>> begin Data for processing

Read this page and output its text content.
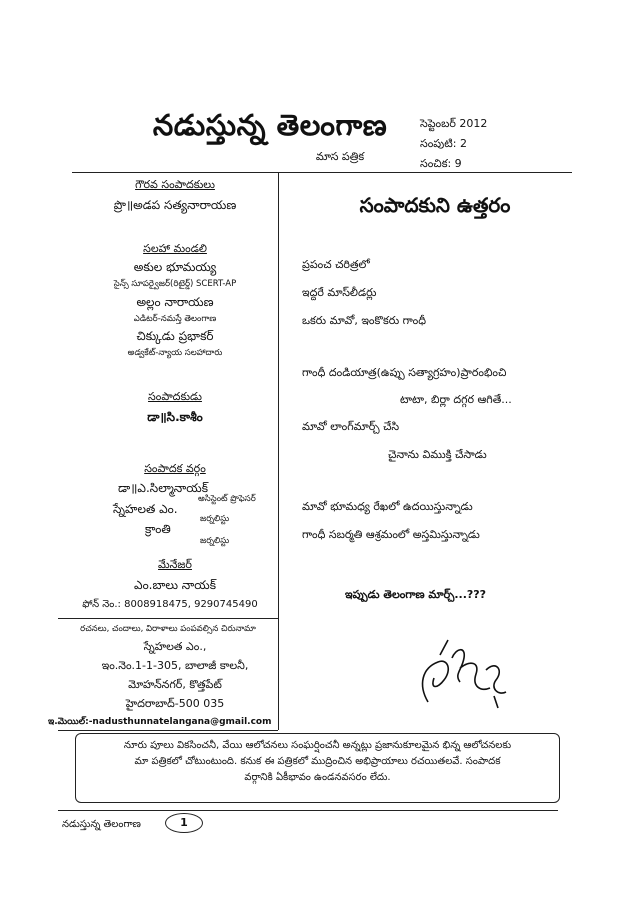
నడుస్తున్న తెలంగాణ
మాస పత్రిక
సెప్టెంబర్ 2012
సంపుటి: 2
సంచిక: 9
గౌరవ సంపాదకులు
ప్రొ॥అడప సత్యనారాయణ
సలహా మండలి
అకుల భూమయ్య
సైన్స్ సూపర్వైజర్(రిటైర్డ్) SCERT-AP
అల్లం నారాయణ
ఎడిటర్-నమస్తే తెలంగాణ
చిక్కుడు ప్రభాకర్
అడ్వకేట్-న్యాయ సలహాదారు
సంపాదకుడు
డా॥సి.కాశీం
సంపాదక వర్గం
డా॥ఎ.సిల్మానాయక్
అసిస్టెంట్ ప్రొఫెసర్
స్నేహలత ఎం.
జర్నలిస్టు
క్రాంతి
జర్నలిస్టు
మేనేజర్
ఎం.బాలు నాయక్
ఫోన్ నెం.: 8008918475, 9290745490
రచనలు, చందాలు, విరాళాలు పంపవల్సిన చిరునామా
స్నేహలత ఎం.,
ఇం.నెం.1-1-305, బాలాజీ కాలనీ,
మోహన్‌నగర్, కొత్తపేట్
హైదరాబాద్-500 035
ఇ.మెయిల్:-nadusthunnatelangana@gmail.com
సంపాదకుని ఉత్తరం
ప్రపంచ చరిత్రలో
ఇద్దరే మాస్‌లీడర్లు
ఒకరు మావో, ఇంకొకరు గాంధీ
గాంధీ దండియాత్ర(ఉప్పు సత్యాగ్రహం)ప్రారంభించి
టాటా, బిర్లా దగ్గర ఆగితే...
మావో లాంగ్‌మార్చ్ చేసి
చైనాను విముక్తి చేసాడు
మావో భూమధ్య రేఖలో ఉదయిస్తున్నాడు
గాంధీ సబర్మతి ఆశ్రమంలో అస్తమిస్తున్నాడు
ఇప్పుడు తెలంగాణ మార్చ్...???
నూరు పూలు వికసించనీ, వేయి ఆలోచనలు సంఘర్షించనీ అన్నట్లు ప్రజానుకూలమైన భిన్న ఆలోచనలకు
మా పత్రికలో చోటుంటుంది. కనుక ఈ పత్రికలో ముద్రించిన అభిప్రాయాలు రచయితలవే. సంపాదక
వర్గానికి ఏకీభావం ఉండనవసరం లేదు.
నడుస్తున్న తెలంగాణ	1
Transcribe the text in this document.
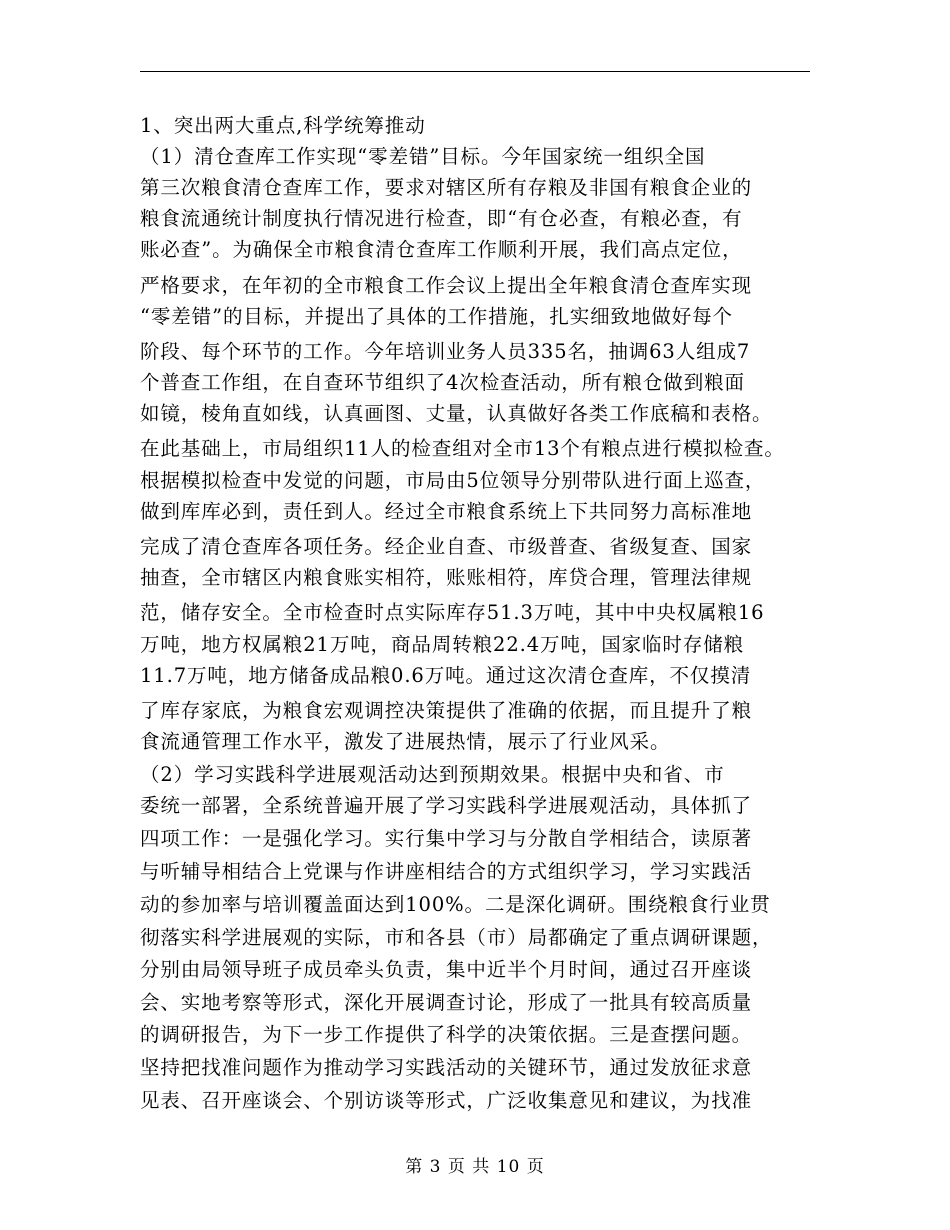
1、突出两大重点,科学统筹推动
（1）清仓查库工作实现“零差错”目标。今年国家统一组织全国
第三次粮食清仓查库工作，要求对辖区所有存粮及非国有粮食企业的
粮食流通统计制度执行情况进行检查，即“有仓必查，有粮必查，有
账必查”。为确保全市粮食清仓查库工作顺利开展，我们高点定位，
严格要求，在年初的全市粮食工作会议上提出全年粮食清仓查库实现
“零差错”的目标，并提出了具体的工作措施，扎实细致地做好每个
阶段、每个环节的工作。今年培训业务人员335名，抽调63人组成7
个普查工作组，在自查环节组织了4次检查活动，所有粮仓做到粮面
如镜，棱角直如线，认真画图、丈量，认真做好各类工作底稿和表格。
在此基础上，市局组织11人的检查组对全市13个有粮点进行模拟检查。
根据模拟检查中发觉的问题，市局由5位领导分别带队进行面上巡查，
做到库库必到，责任到人。经过全市粮食系统上下共同努力高标准地
完成了清仓查库各项任务。经企业自查、市级普查、省级复查、国家
抽查，全市辖区内粮食账实相符，账账相符，库贷合理，管理法律规
范，储存安全。全市检查时点实际库存51.3万吨，其中中央权属粮16
万吨，地方权属粮21万吨，商品周转粮22.4万吨，国家临时存储粮
11.7万吨，地方储备成品粮0.6万吨。通过这次清仓查库，不仅摸清
了库存家底，为粮食宏观调控决策提供了准确的依据，而且提升了粮
食流通管理工作水平，激发了进展热情，展示了行业风采。
（2）学习实践科学进展观活动达到预期效果。根据中央和省、市
委统一部署，全系统普遍开展了学习实践科学进展观活动，具体抓了
四项工作：一是强化学习。实行集中学习与分散自学相结合，读原著
与听辅导相结合上党课与作讲座相结合的方式组织学习，学习实践活
动的参加率与培训覆盖面达到100%。二是深化调研。围绕粮食行业贯
彻落实科学进展观的实际，市和各县（市）局都确定了重点调研课题，
分别由局领导班子成员牵头负责，集中近半个月时间，通过召开座谈
会、实地考察等形式，深化开展调查讨论，形成了一批具有较高质量
的调研报告，为下一步工作提供了科学的决策依据。三是查摆问题。
坚持把找准问题作为推动学习实践活动的关键环节，通过发放征求意
见表、召开座谈会、个别访谈等形式，广泛收集意见和建议，为找准
第 3 页 共 10 页
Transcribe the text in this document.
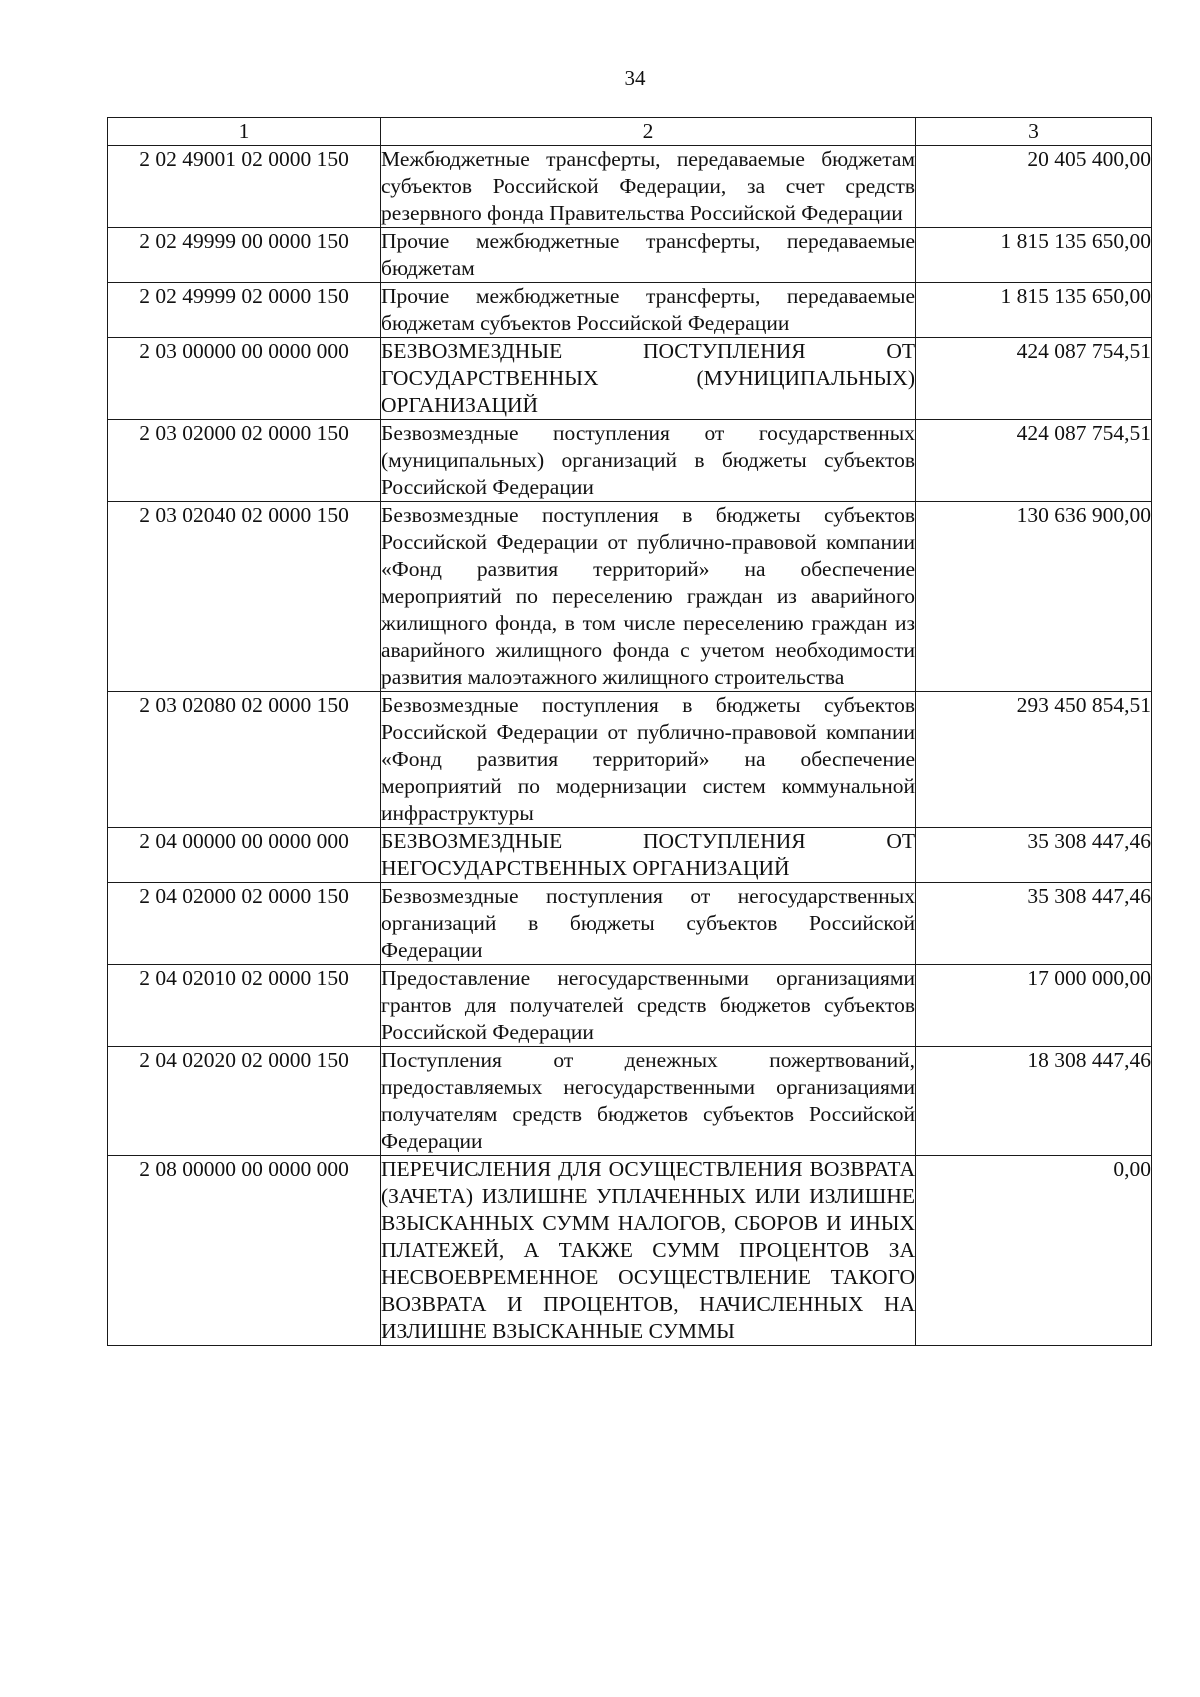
34
1	2	3
2 02 49001 02 0000 150	Межбюджетные трансферты, передаваемые бюджетам субъектов Российской Федерации, за счет средств резервного фонда Правительства Российской Федерации	20 405 400,00
2 02 49999 00 0000 150	Прочие межбюджетные трансферты, передаваемые бюджетам	1 815 135 650,00
2 02 49999 02 0000 150	Прочие межбюджетные трансферты, передаваемые бюджетам субъектов Российской Федерации	1 815 135 650,00
2 03 00000 00 0000 000	БЕЗВОЗМЕЗДНЫЕ ПОСТУПЛЕНИЯ ОТ ГОСУДАРСТВЕННЫХ (МУНИЦИПАЛЬНЫХ) ОРГАНИЗАЦИЙ	424 087 754,51
2 03 02000 02 0000 150	Безвозмездные поступления от государственных (муниципальных) организаций в бюджеты субъектов Российской Федерации	424 087 754,51
2 03 02040 02 0000 150	Безвозмездные поступления в бюджеты субъектов Российской Федерации от публично-правовой компании «Фонд развития территорий» на обеспечение мероприятий по переселению граждан из аварийного жилищного фонда, в том числе переселению граждан из аварийного жилищного фонда с учетом необходимости развития малоэтажного жилищного строительства	130 636 900,00
2 03 02080 02 0000 150	Безвозмездные поступления в бюджеты субъектов Российской Федерации от публично-правовой компании «Фонд развития территорий» на обеспечение мероприятий по модернизации систем коммунальной инфраструктуры	293 450 854,51
2 04 00000 00 0000 000	БЕЗВОЗМЕЗДНЫЕ ПОСТУПЛЕНИЯ ОТ НЕГОСУДАРСТВЕННЫХ ОРГАНИЗАЦИЙ	35 308 447,46
2 04 02000 02 0000 150	Безвозмездные поступления от негосударственных организаций в бюджеты субъектов Российской Федерации	35 308 447,46
2 04 02010 02 0000 150	Предоставление негосударственными организациями грантов для получателей средств бюджетов субъектов Российской Федерации	17 000 000,00
2 04 02020 02 0000 150	Поступления от денежных пожертвований, предоставляемых негосударственными организациями получателям средств бюджетов субъектов Российской Федерации	18 308 447,46
2 08 00000 00 0000 000	ПЕРЕЧИСЛЕНИЯ ДЛЯ ОСУЩЕСТВЛЕНИЯ ВОЗВРАТА (ЗАЧЕТА) ИЗЛИШНЕ УПЛАЧЕННЫХ ИЛИ ИЗЛИШНЕ ВЗЫСКАННЫХ СУММ НАЛОГОВ, СБОРОВ И ИНЫХ ПЛАТЕЖЕЙ, А ТАКЖЕ СУММ ПРОЦЕНТОВ ЗА НЕСВОЕВРЕМЕННОЕ ОСУЩЕСТВЛЕНИЕ ТАКОГО ВОЗВРАТА И ПРОЦЕНТОВ, НАЧИСЛЕННЫХ НА ИЗЛИШНЕ ВЗЫСКАННЫЕ СУММЫ	0,00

>> end Data for processing

-- Exercise prompt --
Write every entry out again exactly, dropping the pictures.

-- Answer to this task --
Read this page and output its text content.
నడుస్తున్న తెలంగాణ
మాస పత్రిక
సెప్టెంబర్ 2012
సంపుటి: 2
సంచిక: 9
గౌరవ సంపాదకులు
ప్రొ॥అడప సత్యనారాయణ
సలహా మండలి
అకుల భూమయ్య
సైన్స్ సూపర్వైజర్(రిటైర్డ్) SCERT-AP
అల్లం నారాయణ
ఎడిటర్-నమస్తే తెలంగాణ
చిక్కుడు ప్రభాకర్
అడ్వకేట్-న్యాయ సలహాదారు
సంపాదకుడు
డా॥సి.కాశీం
సంపాదక వర్గం
డా॥ఎ.సిల్మానాయక్
అసిస్టెంట్ ప్రొఫెసర్
స్నేహలత ఎం.
జర్నలిస్టు
క్రాంతి
జర్నలిస్టు
మేనేజర్
ఎం.బాలు నాయక్
ఫోన్ నెం.: 8008918475, 9290745490
రచనలు, చందాలు, విరాళాలు పంపవల్సిన చిరునామా
స్నేహలత ఎం.,
ఇం.నెం.1-1-305, బాలాజీ కాలనీ,
మోహన్‌నగర్, కొత్తపేట్
హైదరాబాద్-500 035
ఇ.మెయిల్:-nadusthunnatelangana@gmail.com
సంపాదకుని ఉత్తరం
ప్రపంచ చరిత్రలో
ఇద్దరే మాస్‌లీడర్లు
ఒకరు మావో, ఇంకొకరు గాంధీ
గాంధీ దండియాత్ర(ఉప్పు సత్యాగ్రహం)ప్రారంభించి
టాటా, బిర్లా దగ్గర ఆగితే...
మావో లాంగ్‌మార్చ్ చేసి
చైనాను విముక్తి చేసాడు
మావో భూమధ్య రేఖలో ఉదయిస్తున్నాడు
గాంధీ సబర్మతి ఆశ్రమంలో అస్తమిస్తున్నాడు
ఇప్పుడు తెలంగాణ మార్చ్...???
నూరు పూలు వికసించనీ, వేయి ఆలోచనలు సంఘర్షించనీ అన్నట్లు ప్రజానుకూలమైన భిన్న ఆలోచనలకు
మా పత్రికలో చోటుంటుంది. కనుక ఈ పత్రికలో ముద్రించిన అభిప్రాయాలు రచయితలవే. సంపాదక
వర్గానికి ఏకీభావం ఉండనవసరం లేదు.
నడుస్తున్న తెలంగాణ	1
Transcribe the text in this document.
1、突出两大重点,科学统筹推动
（1）清仓查库工作实现“零差错”目标。今年国家统一组织全国
第三次粮食清仓查库工作，要求对辖区所有存粮及非国有粮食企业的
粮食流通统计制度执行情况进行检查，即“有仓必查，有粮必查，有
账必查”。为确保全市粮食清仓查库工作顺利开展，我们高点定位，
严格要求，在年初的全市粮食工作会议上提出全年粮食清仓查库实现
“零差错”的目标，并提出了具体的工作措施，扎实细致地做好每个
阶段、每个环节的工作。今年培训业务人员335名，抽调63人组成7
个普查工作组，在自查环节组织了4次检查活动，所有粮仓做到粮面
如镜，棱角直如线，认真画图、丈量，认真做好各类工作底稿和表格。
在此基础上，市局组织11人的检查组对全市13个有粮点进行模拟检查。
根据模拟检查中发觉的问题，市局由5位领导分别带队进行面上巡查，
做到库库必到，责任到人。经过全市粮食系统上下共同努力高标准地
完成了清仓查库各项任务。经企业自查、市级普查、省级复查、国家
抽查，全市辖区内粮食账实相符，账账相符，库贷合理，管理法律规
范，储存安全。全市检查时点实际库存51.3万吨，其中中央权属粮16
万吨，地方权属粮21万吨，商品周转粮22.4万吨，国家临时存储粮
11.7万吨，地方储备成品粮0.6万吨。通过这次清仓查库，不仅摸清
了库存家底，为粮食宏观调控决策提供了准确的依据，而且提升了粮
食流通管理工作水平，激发了进展热情，展示了行业风采。
（2）学习实践科学进展观活动达到预期效果。根据中央和省、市
委统一部署，全系统普遍开展了学习实践科学进展观活动，具体抓了
四项工作：一是强化学习。实行集中学习与分散自学相结合，读原著
与听辅导相结合上党课与作讲座相结合的方式组织学习，学习实践活
动的参加率与培训覆盖面达到100%。二是深化调研。围绕粮食行业贯
彻落实科学进展观的实际，市和各县（市）局都确定了重点调研课题，
分别由局领导班子成员牵头负责，集中近半个月时间，通过召开座谈
会、实地考察等形式，深化开展调查讨论，形成了一批具有较高质量
的调研报告，为下一步工作提供了科学的决策依据。三是查摆问题。
坚持把找准问题作为推动学习实践活动的关键环节，通过发放征求意
见表、召开座谈会、个别访谈等形式，广泛收集意见和建议，为找准
第 3 页 共 10 页
Transcribe the text in this document.
34
1	2	3
2 02 49001 02 0000 150	Межбюджетные трансферты, передаваемые бюджетам субъектов Российской Федерации, за счет средств резервного фонда Правительства Российской Федерации	20 405 400,00
2 02 49999 00 0000 150	Прочие межбюджетные трансферты, передаваемые бюджетам	1 815 135 650,00
2 02 49999 02 0000 150	Прочие межбюджетные трансферты, передаваемые бюджетам субъектов Российской Федерации	1 815 135 650,00
2 03 00000 00 0000 000	БЕЗВОЗМЕЗДНЫЕ ПОСТУПЛЕНИЯ ОТ ГОСУДАРСТВЕННЫХ (МУНИЦИПАЛЬНЫХ) ОРГАНИЗАЦИЙ	424 087 754,51
2 03 02000 02 0000 150	Безвозмездные поступления от государственных (муниципальных) организаций в бюджеты субъектов Российской Федерации	424 087 754,51
2 03 02040 02 0000 150	Безвозмездные поступления в бюджеты субъектов Российской Федерации от публично-правовой компании «Фонд развития территорий» на обеспечение мероприятий по переселению граждан из аварийного жилищного фонда, в том числе переселению граждан из аварийного жилищного фонда с учетом необходимости развития малоэтажного жилищного строительства	130 636 900,00
2 03 02080 02 0000 150	Безвозмездные поступления в бюджеты субъектов Российской Федерации от публично-правовой компании «Фонд развития территорий» на обеспечение мероприятий по модернизации систем коммунальной инфраструктуры	293 450 854,51
2 04 00000 00 0000 000	БЕЗВОЗМЕЗДНЫЕ ПОСТУПЛЕНИЯ ОТ НЕГОСУДАРСТВЕННЫХ ОРГАНИЗАЦИЙ	35 308 447,46
2 04 02000 02 0000 150	Безвозмездные поступления от негосударственных организаций в бюджеты субъектов Российской Федерации	35 308 447,46
2 04 02010 02 0000 150	Предоставление негосударственными организациями грантов для получателей средств бюджетов субъектов Российской Федерации	17 000 000,00
2 04 02020 02 0000 150	Поступления от денежных пожертвований, предоставляемых негосударственными организациями получателям средств бюджетов субъектов Российской Федерации	18 308 447,46
2 08 00000 00 0000 000	ПЕРЕЧИСЛЕНИЯ ДЛЯ ОСУЩЕСТВЛЕНИЯ ВОЗВРАТА (ЗАЧЕТА) ИЗЛИШНЕ УПЛАЧЕННЫХ ИЛИ ИЗЛИШНЕ ВЗЫСКАННЫХ СУММ НАЛОГОВ, СБОРОВ И ИНЫХ ПЛАТЕЖЕЙ, А ТАКЖЕ СУММ ПРОЦЕНТОВ ЗА НЕСВОЕВРЕМЕННОЕ ОСУЩЕСТВЛЕНИЕ ТАКОГО ВОЗВРАТА И ПРОЦЕНТОВ, НАЧИСЛЕННЫХ НА ИЗЛИШНЕ ВЗЫСКАННЫЕ СУММЫ	0,00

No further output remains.